● WRITTEN PROBLEM:
Copy every record below exactly as written, but leave out the pictures.

— begin DATA —

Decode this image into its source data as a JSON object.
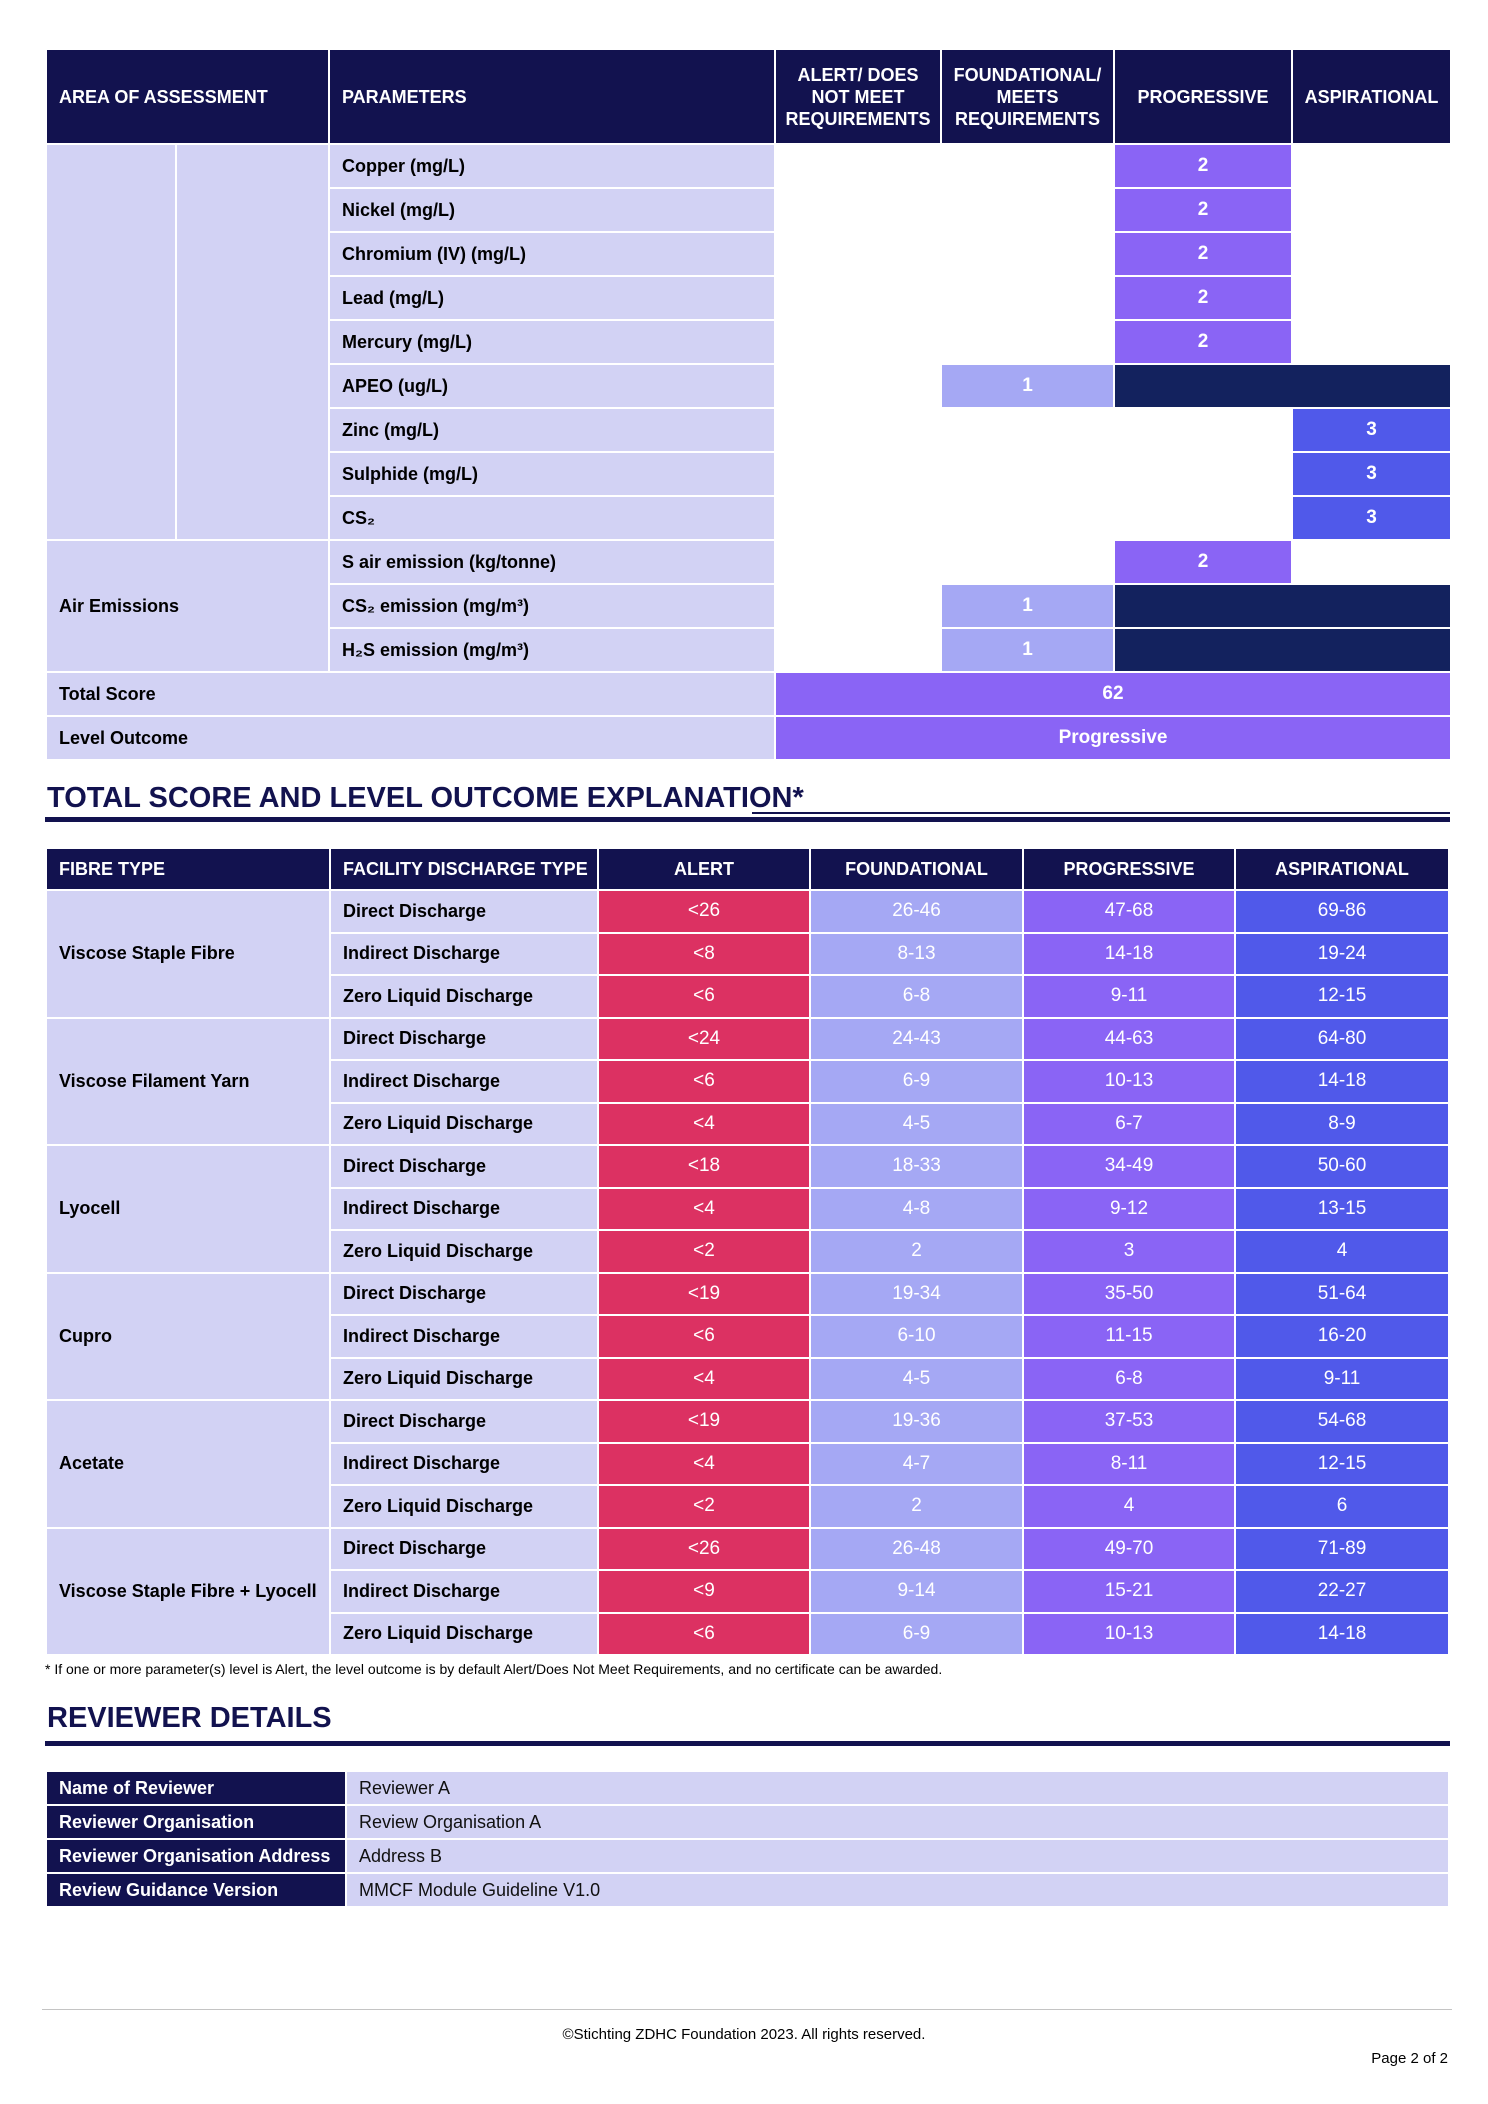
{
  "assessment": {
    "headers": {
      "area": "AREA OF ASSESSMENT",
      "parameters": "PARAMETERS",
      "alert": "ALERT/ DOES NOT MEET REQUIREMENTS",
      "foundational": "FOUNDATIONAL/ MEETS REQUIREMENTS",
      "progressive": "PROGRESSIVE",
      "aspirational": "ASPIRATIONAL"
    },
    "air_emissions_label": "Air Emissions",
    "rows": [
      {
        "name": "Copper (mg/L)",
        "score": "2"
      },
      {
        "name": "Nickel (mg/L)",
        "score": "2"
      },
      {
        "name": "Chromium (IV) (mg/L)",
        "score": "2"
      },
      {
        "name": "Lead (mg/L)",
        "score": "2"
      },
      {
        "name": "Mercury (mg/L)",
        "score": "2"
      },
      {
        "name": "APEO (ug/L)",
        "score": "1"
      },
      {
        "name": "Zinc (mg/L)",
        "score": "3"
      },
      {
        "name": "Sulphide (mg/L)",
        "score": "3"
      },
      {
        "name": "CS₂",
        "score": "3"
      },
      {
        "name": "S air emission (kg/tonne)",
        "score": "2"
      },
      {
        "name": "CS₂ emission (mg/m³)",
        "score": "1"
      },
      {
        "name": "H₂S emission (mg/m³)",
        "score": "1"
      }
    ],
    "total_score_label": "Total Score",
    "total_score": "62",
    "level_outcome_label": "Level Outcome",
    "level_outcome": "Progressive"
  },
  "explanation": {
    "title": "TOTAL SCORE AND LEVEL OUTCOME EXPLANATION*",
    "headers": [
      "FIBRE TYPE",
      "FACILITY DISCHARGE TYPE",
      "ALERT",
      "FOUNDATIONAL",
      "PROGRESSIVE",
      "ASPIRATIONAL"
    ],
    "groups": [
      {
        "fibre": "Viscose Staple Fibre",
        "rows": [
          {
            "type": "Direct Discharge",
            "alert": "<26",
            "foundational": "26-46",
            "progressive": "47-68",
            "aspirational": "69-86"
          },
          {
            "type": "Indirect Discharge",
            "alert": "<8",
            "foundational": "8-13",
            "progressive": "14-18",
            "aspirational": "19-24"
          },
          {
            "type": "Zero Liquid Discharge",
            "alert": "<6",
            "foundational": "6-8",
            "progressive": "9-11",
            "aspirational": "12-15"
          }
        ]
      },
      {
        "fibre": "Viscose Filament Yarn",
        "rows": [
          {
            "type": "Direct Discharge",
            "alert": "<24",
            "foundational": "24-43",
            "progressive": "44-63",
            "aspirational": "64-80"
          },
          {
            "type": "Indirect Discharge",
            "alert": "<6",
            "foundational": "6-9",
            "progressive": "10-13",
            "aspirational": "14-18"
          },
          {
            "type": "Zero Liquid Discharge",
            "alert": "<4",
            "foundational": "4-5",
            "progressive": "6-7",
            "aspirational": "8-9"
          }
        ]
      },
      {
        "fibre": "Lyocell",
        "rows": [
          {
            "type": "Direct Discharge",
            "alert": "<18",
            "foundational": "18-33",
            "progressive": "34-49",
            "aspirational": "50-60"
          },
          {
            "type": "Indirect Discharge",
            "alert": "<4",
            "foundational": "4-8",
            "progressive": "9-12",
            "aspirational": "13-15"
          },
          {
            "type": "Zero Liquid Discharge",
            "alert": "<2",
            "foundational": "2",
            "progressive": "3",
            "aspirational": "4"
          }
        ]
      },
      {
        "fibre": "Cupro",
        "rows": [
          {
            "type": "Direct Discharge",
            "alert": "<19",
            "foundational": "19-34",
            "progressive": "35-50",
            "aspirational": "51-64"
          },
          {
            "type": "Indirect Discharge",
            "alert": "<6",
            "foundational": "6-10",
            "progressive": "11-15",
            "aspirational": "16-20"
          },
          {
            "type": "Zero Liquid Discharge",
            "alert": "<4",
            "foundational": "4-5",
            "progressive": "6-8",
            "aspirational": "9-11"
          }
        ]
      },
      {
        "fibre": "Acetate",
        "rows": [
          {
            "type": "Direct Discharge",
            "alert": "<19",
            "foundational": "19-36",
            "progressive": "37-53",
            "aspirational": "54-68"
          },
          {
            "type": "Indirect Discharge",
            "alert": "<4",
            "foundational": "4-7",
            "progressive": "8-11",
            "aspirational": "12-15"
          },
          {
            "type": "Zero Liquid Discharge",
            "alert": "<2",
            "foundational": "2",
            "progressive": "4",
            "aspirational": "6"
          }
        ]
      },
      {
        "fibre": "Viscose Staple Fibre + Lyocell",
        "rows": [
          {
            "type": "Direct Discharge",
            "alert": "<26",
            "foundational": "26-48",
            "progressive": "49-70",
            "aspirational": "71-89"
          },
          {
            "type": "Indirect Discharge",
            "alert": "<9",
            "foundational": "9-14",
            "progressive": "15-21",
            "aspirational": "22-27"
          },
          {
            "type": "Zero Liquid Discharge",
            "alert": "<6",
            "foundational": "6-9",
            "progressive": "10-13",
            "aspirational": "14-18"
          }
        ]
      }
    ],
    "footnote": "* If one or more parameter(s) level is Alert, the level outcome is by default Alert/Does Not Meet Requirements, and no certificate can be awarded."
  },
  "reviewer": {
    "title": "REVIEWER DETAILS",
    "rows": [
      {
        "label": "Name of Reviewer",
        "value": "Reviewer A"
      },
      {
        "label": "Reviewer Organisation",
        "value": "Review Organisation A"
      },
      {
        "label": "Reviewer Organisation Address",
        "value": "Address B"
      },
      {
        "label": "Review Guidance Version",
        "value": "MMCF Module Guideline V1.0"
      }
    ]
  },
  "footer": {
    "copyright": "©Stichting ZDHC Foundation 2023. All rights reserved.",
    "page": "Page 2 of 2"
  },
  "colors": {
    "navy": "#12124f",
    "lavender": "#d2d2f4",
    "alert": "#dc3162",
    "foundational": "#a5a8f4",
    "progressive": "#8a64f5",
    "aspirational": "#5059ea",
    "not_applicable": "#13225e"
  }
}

— end DATA —

● SOLUTION FOR THIS PROBLEM:
Decode this image into its source data as a JSON object.
{
  "assessment": {
    "headers": {
      "area": "AREA OF ASSESSMENT",
      "parameters": "PARAMETERS",
      "alert": "ALERT/ DOES NOT MEET REQUIREMENTS",
      "foundational": "FOUNDATIONAL/ MEETS REQUIREMENTS",
      "progressive": "PROGRESSIVE",
      "aspirational": "ASPIRATIONAL"
    },
    "air_emissions_label": "Air Emissions",
    "rows": [
      {
        "name": "Copper (mg/L)",
        "score": "2"
      },
      {
        "name": "Nickel (mg/L)",
        "score": "2"
      },
      {
        "name": "Chromium (IV) (mg/L)",
        "score": "2"
      },
      {
        "name": "Lead (mg/L)",
        "score": "2"
      },
      {
        "name": "Mercury (mg/L)",
        "score": "2"
      },
      {
        "name": "APEO (ug/L)",
        "score": "1"
      },
      {
        "name": "Zinc (mg/L)",
        "score": "3"
      },
      {
        "name": "Sulphide (mg/L)",
        "score": "3"
      },
      {
        "name": "CS₂",
        "score": "3"
      },
      {
        "name": "S air emission (kg/tonne)",
        "score": "2"
      },
      {
        "name": "CS₂ emission (mg/m³)",
        "score": "1"
      },
      {
        "name": "H₂S emission (mg/m³)",
        "score": "1"
      }
    ],
    "total_score_label": "Total Score",
    "total_score": "62",
    "level_outcome_label": "Level Outcome",
    "level_outcome": "Progressive"
  },
  "explanation": {
    "title": "TOTAL SCORE AND LEVEL OUTCOME EXPLANATION*",
    "headers": [
      "FIBRE TYPE",
      "FACILITY DISCHARGE TYPE",
      "ALERT",
      "FOUNDATIONAL",
      "PROGRESSIVE",
      "ASPIRATIONAL"
    ],
    "groups": [
      {
        "fibre": "Viscose Staple Fibre",
        "rows": [
          {
            "type": "Direct Discharge",
            "alert": "<26",
            "foundational": "26-46",
            "progressive": "47-68",
            "aspirational": "69-86"
          },
          {
            "type": "Indirect Discharge",
            "alert": "<8",
            "foundational": "8-13",
            "progressive": "14-18",
            "aspirational": "19-24"
          },
          {
            "type": "Zero Liquid Discharge",
            "alert": "<6",
            "foundational": "6-8",
            "progressive": "9-11",
            "aspirational": "12-15"
          }
        ]
      },
      {
        "fibre": "Viscose Filament Yarn",
        "rows": [
          {
            "type": "Direct Discharge",
            "alert": "<24",
            "foundational": "24-43",
            "progressive": "44-63",
            "aspirational": "64-80"
          },
          {
            "type": "Indirect Discharge",
            "alert": "<6",
            "foundational": "6-9",
            "progressive": "10-13",
            "aspirational": "14-18"
          },
          {
            "type": "Zero Liquid Discharge",
            "alert": "<4",
            "foundational": "4-5",
            "progressive": "6-7",
            "aspirational": "8-9"
          }
        ]
      },
      {
        "fibre": "Lyocell",
        "rows": [
          {
            "type": "Direct Discharge",
            "alert": "<18",
            "foundational": "18-33",
            "progressive": "34-49",
            "aspirational": "50-60"
          },
          {
            "type": "Indirect Discharge",
            "alert": "<4",
            "foundational": "4-8",
            "progressive": "9-12",
            "aspirational": "13-15"
          },
          {
            "type": "Zero Liquid Discharge",
            "alert": "<2",
            "foundational": "2",
            "progressive": "3",
            "aspirational": "4"
          }
        ]
      },
      {
        "fibre": "Cupro",
        "rows": [
          {
            "type": "Direct Discharge",
            "alert": "<19",
            "foundational": "19-34",
            "progressive": "35-50",
            "aspirational": "51-64"
          },
          {
            "type": "Indirect Discharge",
            "alert": "<6",
            "foundational": "6-10",
            "progressive": "11-15",
            "aspirational": "16-20"
          },
          {
            "type": "Zero Liquid Discharge",
            "alert": "<4",
            "foundational": "4-5",
            "progressive": "6-8",
            "aspirational": "9-11"
          }
        ]
      },
      {
        "fibre": "Acetate",
        "rows": [
          {
            "type": "Direct Discharge",
            "alert": "<19",
            "foundational": "19-36",
            "progressive": "37-53",
            "aspirational": "54-68"
          },
          {
            "type": "Indirect Discharge",
            "alert": "<4",
            "foundational": "4-7",
            "progressive": "8-11",
            "aspirational": "12-15"
          },
          {
            "type": "Zero Liquid Discharge",
            "alert": "<2",
            "foundational": "2",
            "progressive": "4",
            "aspirational": "6"
          }
        ]
      },
      {
        "fibre": "Viscose Staple Fibre + Lyocell",
        "rows": [
          {
            "type": "Direct Discharge",
            "alert": "<26",
            "foundational": "26-48",
            "progressive": "49-70",
            "aspirational": "71-89"
          },
          {
            "type": "Indirect Discharge",
            "alert": "<9",
            "foundational": "9-14",
            "progressive": "15-21",
            "aspirational": "22-27"
          },
          {
            "type": "Zero Liquid Discharge",
            "alert": "<6",
            "foundational": "6-9",
            "progressive": "10-13",
            "aspirational": "14-18"
          }
        ]
      }
    ],
    "footnote": "* If one or more parameter(s) level is Alert, the level outcome is by default Alert/Does Not Meet Requirements, and no certificate can be awarded."
  },
  "reviewer": {
    "title": "REVIEWER DETAILS",
    "rows": [
      {
        "label": "Name of Reviewer",
        "value": "Reviewer A"
      },
      {
        "label": "Reviewer Organisation",
        "value": "Review Organisation A"
      },
      {
        "label": "Reviewer Organisation Address",
        "value": "Address B"
      },
      {
        "label": "Review Guidance Version",
        "value": "MMCF Module Guideline V1.0"
      }
    ]
  },
  "footer": {
    "copyright": "©Stichting ZDHC Foundation 2023. All rights reserved.",
    "page": "Page 2 of 2"
  },
  "colors": {
    "navy": "#12124f",
    "lavender": "#d2d2f4",
    "alert": "#dc3162",
    "foundational": "#a5a8f4",
    "progressive": "#8a64f5",
    "aspirational": "#5059ea",
    "not_applicable": "#13225e"
  }
}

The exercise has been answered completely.